▶ **Information shown**:
* Start *

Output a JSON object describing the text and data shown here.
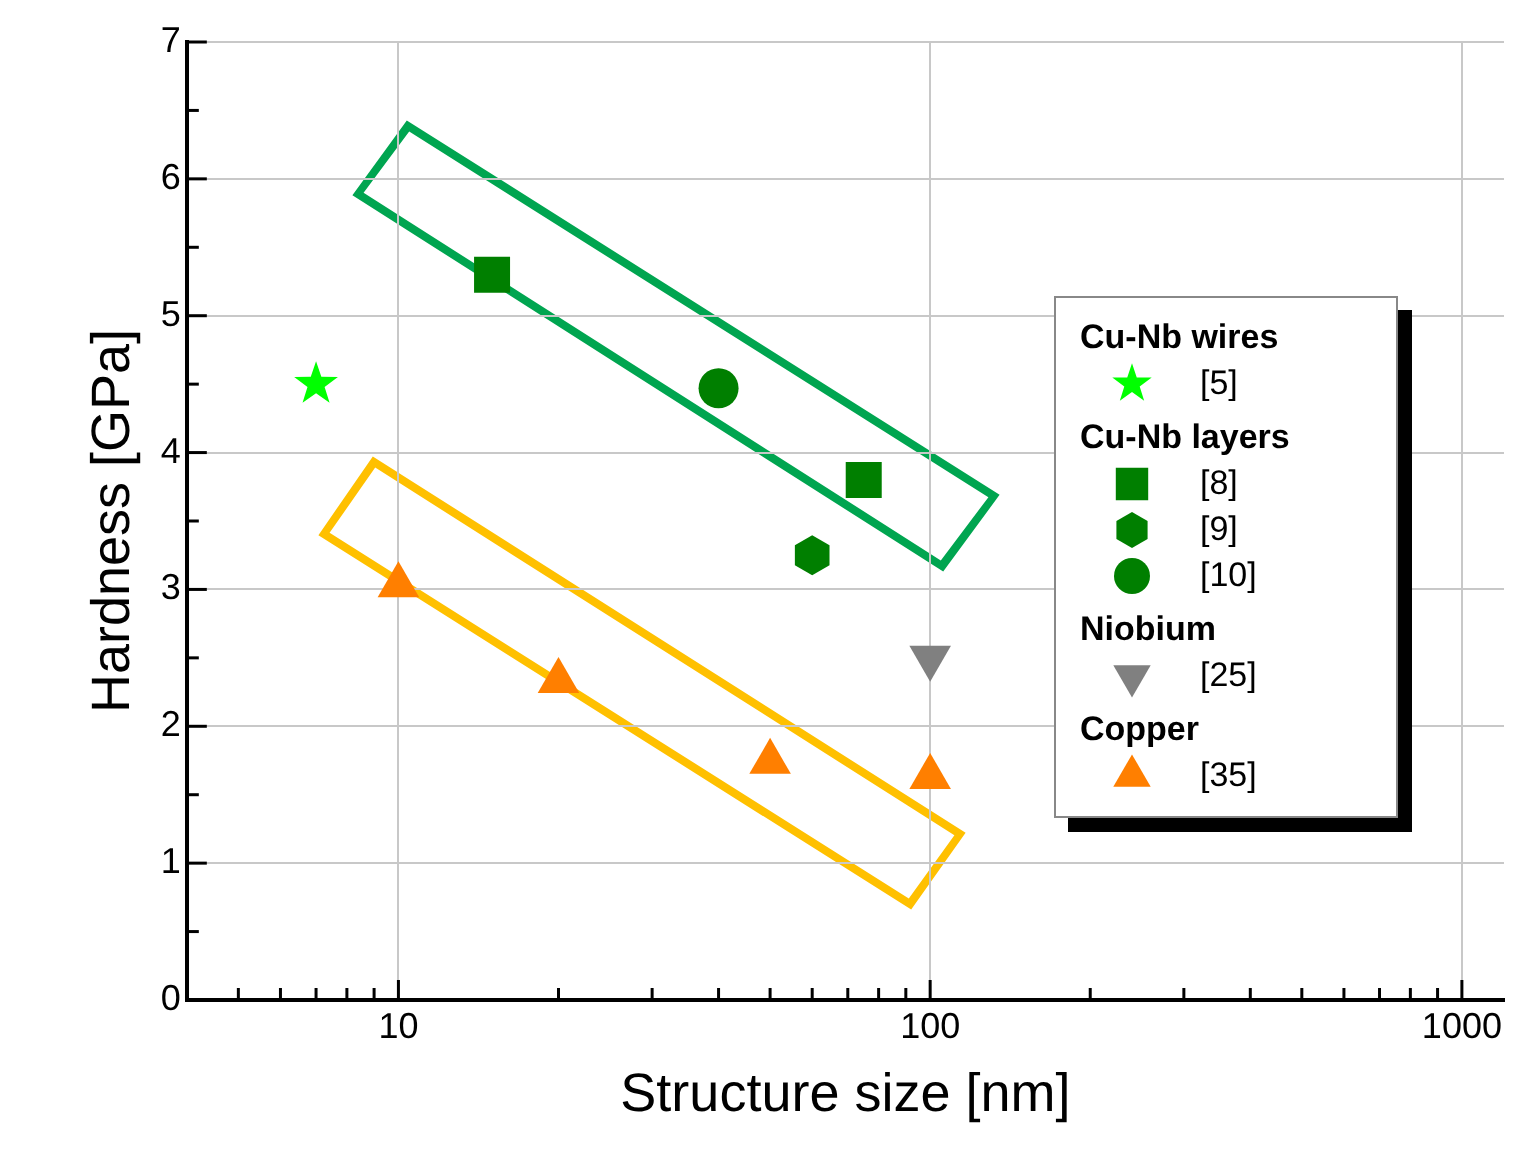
{
  "chart_data": {
    "type": "scatter",
    "xlabel": "Structure size [nm]",
    "ylabel": "Hardness [GPa]",
    "log": "x",
    "grid": true,
    "legend": "right",
    "xlim": [
      4,
      1200
    ],
    "ylim": [
      0,
      7
    ],
    "xticks": [
      {
        "value": 5,
        "label": null
      },
      {
        "value": 6,
        "label": null
      },
      {
        "value": 7,
        "label": null
      },
      {
        "value": 8,
        "label": null
      },
      {
        "value": 9,
        "label": null
      },
      10,
      {
        "value": 20,
        "label": null
      },
      {
        "value": 30,
        "label": null
      },
      {
        "value": 40,
        "label": null
      },
      {
        "value": 50,
        "label": null
      },
      {
        "value": 60,
        "label": null
      },
      {
        "value": 70,
        "label": null
      },
      {
        "value": 80,
        "label": null
      },
      {
        "value": 90,
        "label": null
      },
      100,
      {
        "value": 200,
        "label": null
      },
      {
        "value": 300,
        "label": null
      },
      {
        "value": 400,
        "label": null
      },
      {
        "value": 500,
        "label": null
      },
      {
        "value": 600,
        "label": null
      },
      {
        "value": 700,
        "label": null
      },
      {
        "value": 800,
        "label": null
      },
      {
        "value": 900,
        "label": null
      },
      1000
    ],
    "yticks": [
      0,
      {
        "value": 0.5,
        "label": null
      },
      1,
      {
        "value": 1.5,
        "label": null
      },
      2,
      {
        "value": 2.5,
        "label": null
      },
      3,
      {
        "value": 3.5,
        "label": null
      },
      4,
      {
        "value": 4.5,
        "label": null
      },
      5,
      {
        "value": 5.5,
        "label": null
      },
      6,
      {
        "value": 6.5,
        "label": null
      },
      7
    ],
    "annotations": [
      "Cu-Nb wires",
      "Cu-Nb layers",
      "Niobium",
      "Copper"
    ],
    "series": [
      {
        "name": "[5]",
        "color": "#00ff00",
        "marker": "star",
        "x": [
          7
        ],
        "values": [
          4.5
        ]
      },
      {
        "name": "[8]",
        "color": "#007f00",
        "marker": "square",
        "x": [
          15,
          75
        ],
        "values": [
          5.3,
          3.8
        ]
      },
      {
        "name": "[9]",
        "color": "#007f00",
        "x": [
          60
        ],
        "values": [
          3.25
        ]
      },
      {
        "name": "[10]",
        "color": "#007f00",
        "marker": "circle",
        "x": [
          40
        ],
        "values": [
          4.47
        ]
      },
      {
        "name": "[25]",
        "color": "#808080",
        "marker": "triangle_down",
        "x": [
          100
        ],
        "values": [
          2.5
        ]
      },
      {
        "name": "[35]",
        "color": "#ff7f00",
        "marker": "triangle",
        "x": [
          10,
          20,
          50,
          100
        ],
        "values": [
          3.03,
          2.33,
          1.74,
          1.63
        ]
      }
    ]
  }
}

* End *

▶ **Objective**: Copy each line of the records that contains the word "marker".

▶ **Response**:
        "marker": "star",
        "marker": "square",
        "marker": "circle",
        "marker": "triangle_down",
        "marker": "triangle",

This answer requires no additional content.